Prompt >>
Every line of the data that contains the string "جنيه" must be copied.

## start Excerpted records

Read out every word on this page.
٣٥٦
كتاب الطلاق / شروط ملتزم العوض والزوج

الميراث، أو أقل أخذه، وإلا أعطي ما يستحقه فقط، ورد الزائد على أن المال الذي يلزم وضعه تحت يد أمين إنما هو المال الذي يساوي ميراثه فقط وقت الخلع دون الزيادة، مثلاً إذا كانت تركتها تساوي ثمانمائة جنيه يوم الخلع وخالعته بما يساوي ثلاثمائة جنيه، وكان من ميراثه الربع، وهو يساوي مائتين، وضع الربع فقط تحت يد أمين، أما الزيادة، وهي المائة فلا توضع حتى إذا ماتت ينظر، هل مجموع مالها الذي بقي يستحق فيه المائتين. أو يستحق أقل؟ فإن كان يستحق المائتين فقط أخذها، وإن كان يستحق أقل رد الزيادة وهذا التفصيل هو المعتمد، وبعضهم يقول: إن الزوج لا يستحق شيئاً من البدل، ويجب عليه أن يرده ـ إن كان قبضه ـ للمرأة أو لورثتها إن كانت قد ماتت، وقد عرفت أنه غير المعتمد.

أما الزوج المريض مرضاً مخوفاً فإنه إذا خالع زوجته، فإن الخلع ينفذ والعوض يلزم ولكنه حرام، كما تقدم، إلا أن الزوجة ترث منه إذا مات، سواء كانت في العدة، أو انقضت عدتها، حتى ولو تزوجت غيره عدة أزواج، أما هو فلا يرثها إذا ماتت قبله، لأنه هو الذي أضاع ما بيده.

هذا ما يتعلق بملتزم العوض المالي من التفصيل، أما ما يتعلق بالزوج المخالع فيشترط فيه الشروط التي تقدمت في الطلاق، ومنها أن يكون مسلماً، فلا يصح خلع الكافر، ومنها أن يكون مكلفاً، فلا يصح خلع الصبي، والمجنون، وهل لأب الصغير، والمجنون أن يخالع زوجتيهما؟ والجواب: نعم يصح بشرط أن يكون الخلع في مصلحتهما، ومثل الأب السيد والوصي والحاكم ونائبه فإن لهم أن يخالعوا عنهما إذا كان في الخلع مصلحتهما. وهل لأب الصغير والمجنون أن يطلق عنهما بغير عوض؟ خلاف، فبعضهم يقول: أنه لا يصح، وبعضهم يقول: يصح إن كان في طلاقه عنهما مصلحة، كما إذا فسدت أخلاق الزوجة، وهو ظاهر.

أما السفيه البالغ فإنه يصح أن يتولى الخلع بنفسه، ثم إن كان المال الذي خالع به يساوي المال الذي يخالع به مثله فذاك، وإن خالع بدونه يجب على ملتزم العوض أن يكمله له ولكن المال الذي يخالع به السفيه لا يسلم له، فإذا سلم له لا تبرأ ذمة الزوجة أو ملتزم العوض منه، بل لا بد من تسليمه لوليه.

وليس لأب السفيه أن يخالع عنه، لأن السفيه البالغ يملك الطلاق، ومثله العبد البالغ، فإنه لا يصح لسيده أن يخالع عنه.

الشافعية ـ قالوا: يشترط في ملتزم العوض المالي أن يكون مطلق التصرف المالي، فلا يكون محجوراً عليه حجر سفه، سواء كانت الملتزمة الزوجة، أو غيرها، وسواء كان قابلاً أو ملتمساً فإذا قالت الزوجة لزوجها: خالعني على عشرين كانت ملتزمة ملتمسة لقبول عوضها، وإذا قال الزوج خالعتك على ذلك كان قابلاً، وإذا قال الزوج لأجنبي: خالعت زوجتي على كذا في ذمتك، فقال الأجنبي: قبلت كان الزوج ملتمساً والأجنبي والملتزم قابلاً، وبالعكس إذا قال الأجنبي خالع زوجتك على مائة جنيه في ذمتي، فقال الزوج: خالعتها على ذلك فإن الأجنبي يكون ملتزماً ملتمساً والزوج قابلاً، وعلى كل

## end Excerpted records

Solution >>
الميراث، أو أقل أخذه، وإلا أعطي ما يستحقه فقط، ورد الزائد على أن المال الذي يلزم وضعه تحت يد أمين إنما هو المال الذي يساوي ميراثه فقط وقت الخلع دون الزيادة، مثلاً إذا كانت تركتها تساوي ثمانمائة جنيه يوم الخلع وخالعته بما يساوي ثلاثمائة جنيه، وكان من ميراثه الربع، وهو يساوي مائتين، وضع الربع فقط تحت يد أمين، أما الزيادة، وهي المائة فلا توضع حتى إذا ماتت ينظر، هل مجموع مالها الذي بقي يستحق فيه المائتين. أو يستحق أقل؟ فإن كان يستحق المائتين فقط أخذها، وإن كان يستحق أقل رد الزيادة وهذا التفصيل هو المعتمد، وبعضهم يقول: إن الزوج لا يستحق شيئاً من البدل، ويجب عليه أن يرده ـ إن كان قبضه ـ للمرأة أو لورثتها إن كانت قد ماتت، وقد عرفت أنه غير المعتمد.
الشافعية ـ قالوا: يشترط في ملتزم العوض المالي أن يكون مطلق التصرف المالي، فلا يكون محجوراً عليه حجر سفه، سواء كانت الملتزمة الزوجة، أو غيرها، وسواء كان قابلاً أو ملتمساً فإذا قالت الزوجة لزوجها: خالعني على عشرين كانت ملتزمة ملتمسة لقبول عوضها، وإذا قال الزوج خالعتك على ذلك كان قابلاً، وإذا قال الزوج لأجنبي: خالعت زوجتي على كذا في ذمتك، فقال الأجنبي: قبلت كان الزوج ملتمساً والأجنبي والملتزم قابلاً، وبالعكس إذا قال الأجنبي خالع زوجتك على مائة جنيه في ذمتي، فقال الزوج: خالعتها على ذلك فإن الأجنبي يكون ملتزماً ملتمساً والزوج قابلاً، وعلى كل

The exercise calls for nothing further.